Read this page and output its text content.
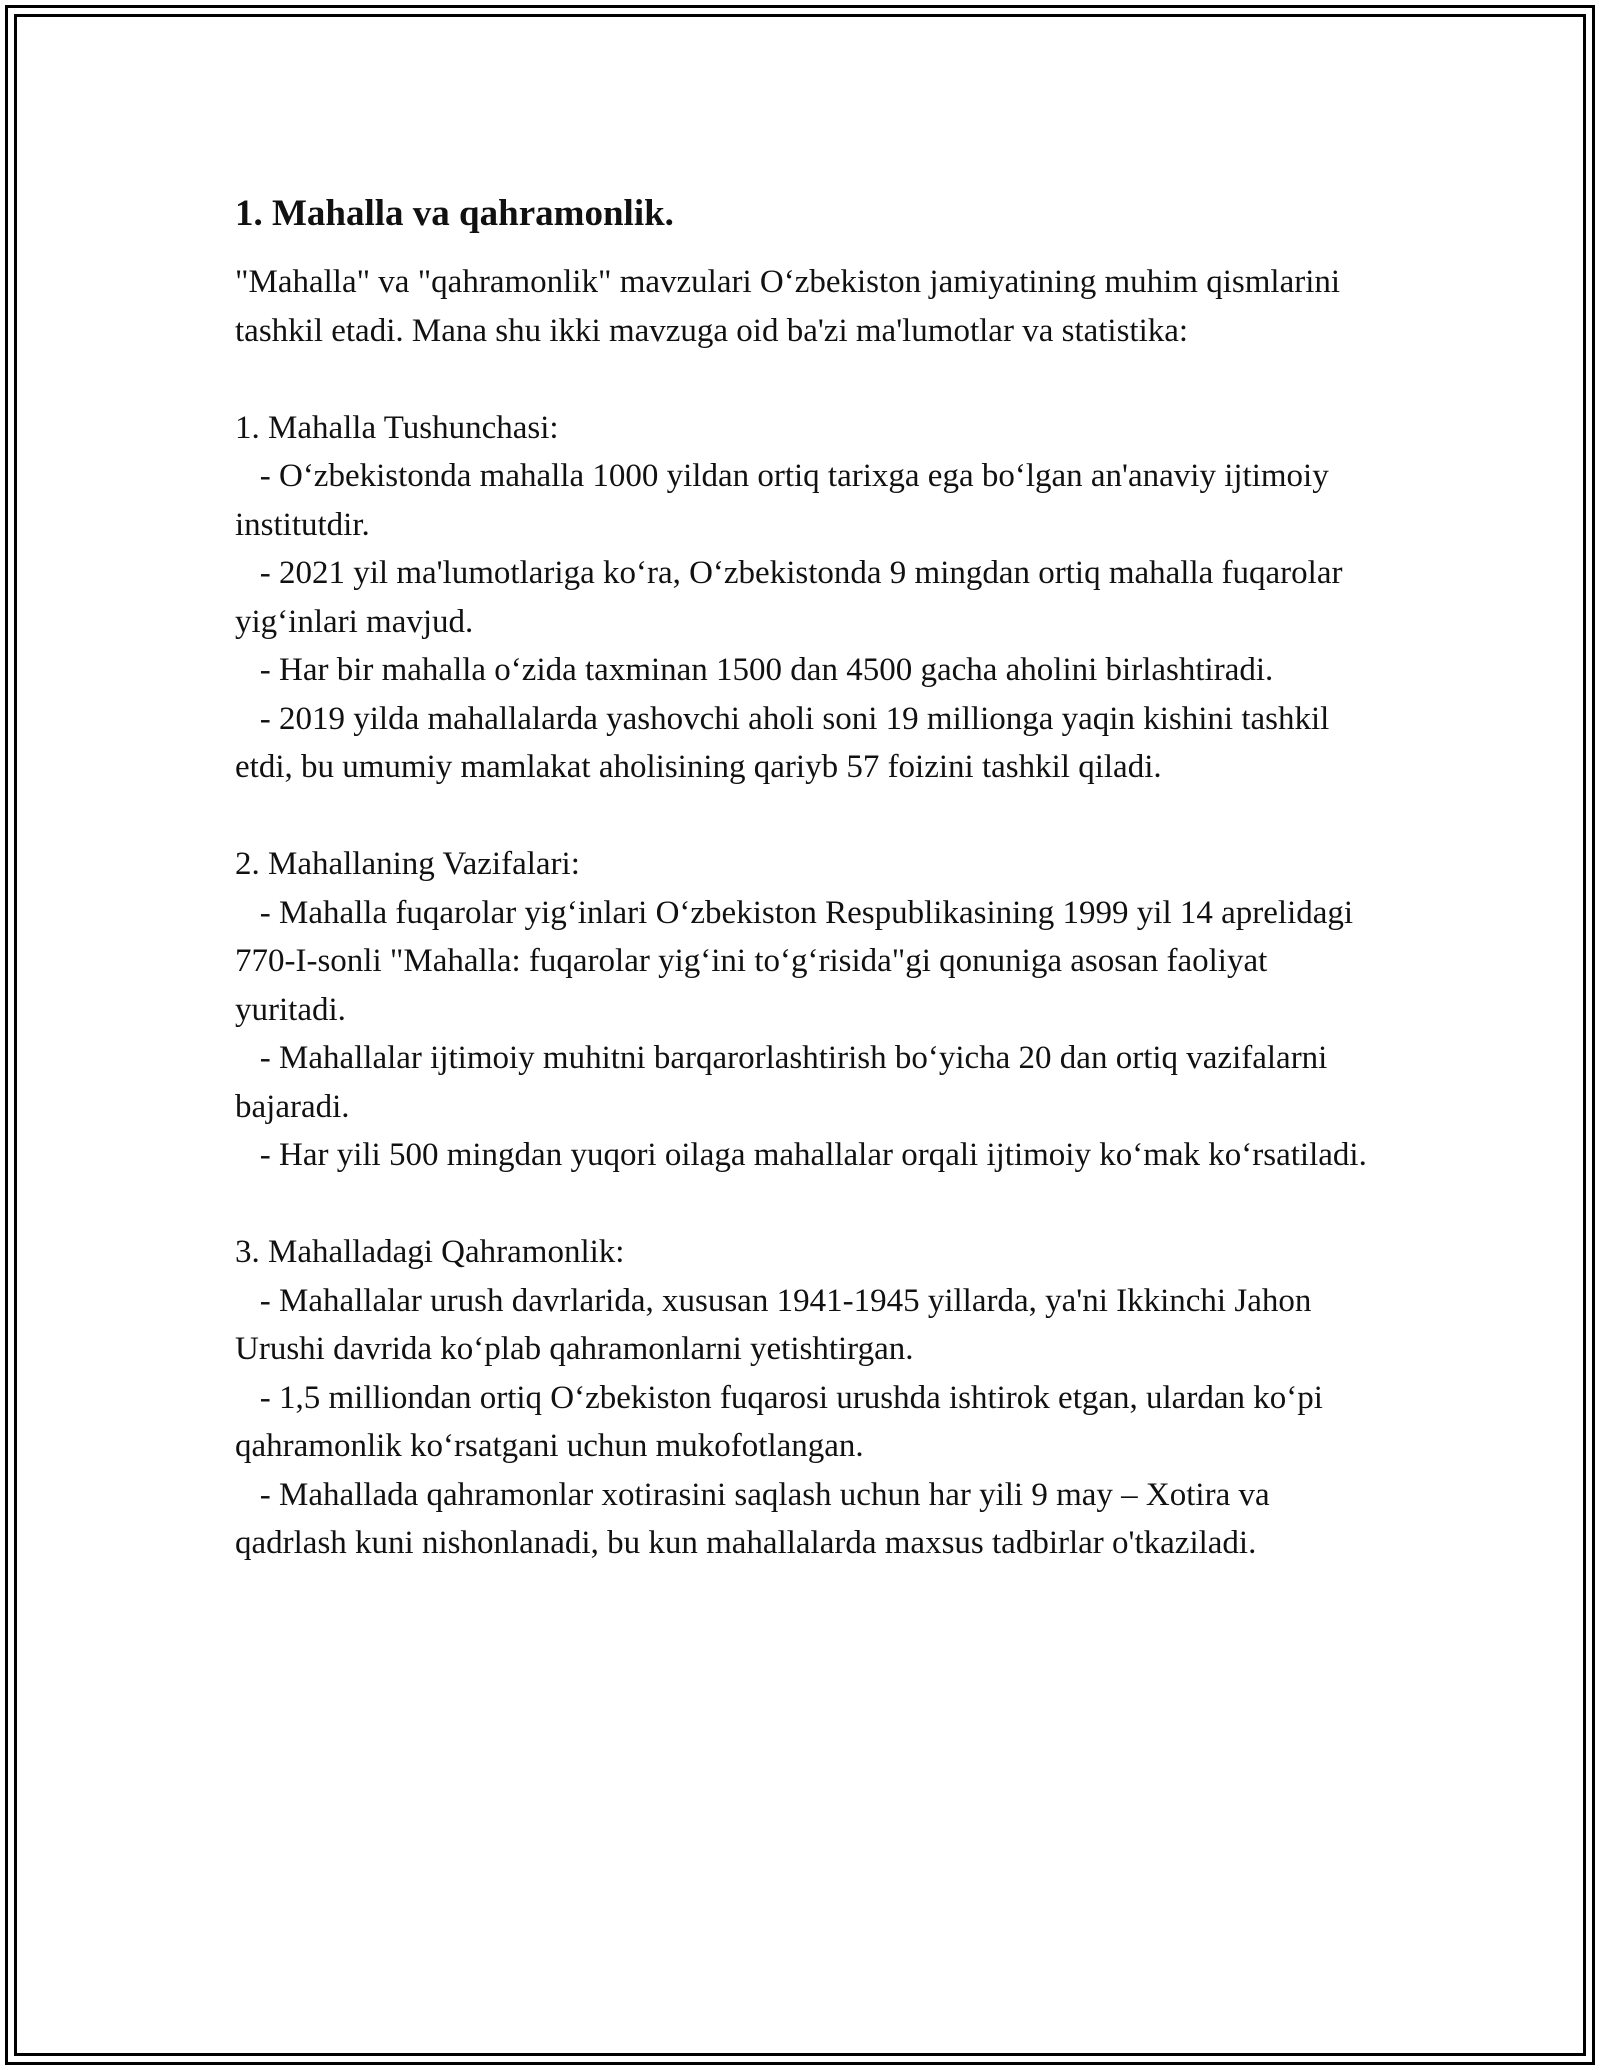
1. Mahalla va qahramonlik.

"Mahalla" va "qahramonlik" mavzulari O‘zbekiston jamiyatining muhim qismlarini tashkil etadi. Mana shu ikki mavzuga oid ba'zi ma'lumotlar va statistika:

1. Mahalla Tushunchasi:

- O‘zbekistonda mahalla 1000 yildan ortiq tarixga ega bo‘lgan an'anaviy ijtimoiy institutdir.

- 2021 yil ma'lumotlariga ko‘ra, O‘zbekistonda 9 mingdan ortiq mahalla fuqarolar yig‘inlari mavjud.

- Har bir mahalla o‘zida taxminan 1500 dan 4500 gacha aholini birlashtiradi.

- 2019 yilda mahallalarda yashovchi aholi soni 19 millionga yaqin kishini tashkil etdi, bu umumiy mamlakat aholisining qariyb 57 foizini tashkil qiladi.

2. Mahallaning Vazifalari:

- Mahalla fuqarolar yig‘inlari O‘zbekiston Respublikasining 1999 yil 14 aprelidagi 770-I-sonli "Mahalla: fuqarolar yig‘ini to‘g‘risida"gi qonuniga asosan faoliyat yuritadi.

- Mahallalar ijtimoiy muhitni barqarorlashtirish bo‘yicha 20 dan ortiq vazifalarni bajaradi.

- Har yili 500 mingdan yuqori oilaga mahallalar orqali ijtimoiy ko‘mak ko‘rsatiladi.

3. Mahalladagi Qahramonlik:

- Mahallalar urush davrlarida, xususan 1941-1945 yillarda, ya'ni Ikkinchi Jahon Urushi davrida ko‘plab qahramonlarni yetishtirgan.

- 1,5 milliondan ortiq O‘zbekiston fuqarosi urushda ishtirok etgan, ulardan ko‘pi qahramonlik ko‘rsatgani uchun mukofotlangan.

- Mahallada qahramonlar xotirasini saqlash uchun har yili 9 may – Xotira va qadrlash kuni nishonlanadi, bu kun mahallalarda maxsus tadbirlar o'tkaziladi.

· · · ·

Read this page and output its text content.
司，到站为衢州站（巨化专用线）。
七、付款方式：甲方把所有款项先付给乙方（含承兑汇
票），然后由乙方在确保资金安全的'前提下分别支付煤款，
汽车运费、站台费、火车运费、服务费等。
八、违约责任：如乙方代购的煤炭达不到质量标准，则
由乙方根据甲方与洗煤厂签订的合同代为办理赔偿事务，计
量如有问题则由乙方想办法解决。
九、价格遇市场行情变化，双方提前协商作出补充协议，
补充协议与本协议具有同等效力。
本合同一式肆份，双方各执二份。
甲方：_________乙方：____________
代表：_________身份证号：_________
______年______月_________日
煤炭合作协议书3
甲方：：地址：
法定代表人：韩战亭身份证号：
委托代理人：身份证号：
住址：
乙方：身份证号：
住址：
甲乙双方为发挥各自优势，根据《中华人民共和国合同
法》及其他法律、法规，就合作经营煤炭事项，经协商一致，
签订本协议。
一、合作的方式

· · · ·

-- Exercise --
Only lines holding the string "zbekistonda" are wanted; gather each one from the entries above.

-- Response to the task --
- O‘zbekistonda mahalla 1000 yildan ortiq tarixga ega bo‘lgan an'anaviy ijtimoiy institutdir.
- 2021 yil ma'lumotlariga ko‘ra, O‘zbekistonda 9 mingdan ortiq mahalla fuqarolar yig‘inlari mavjud.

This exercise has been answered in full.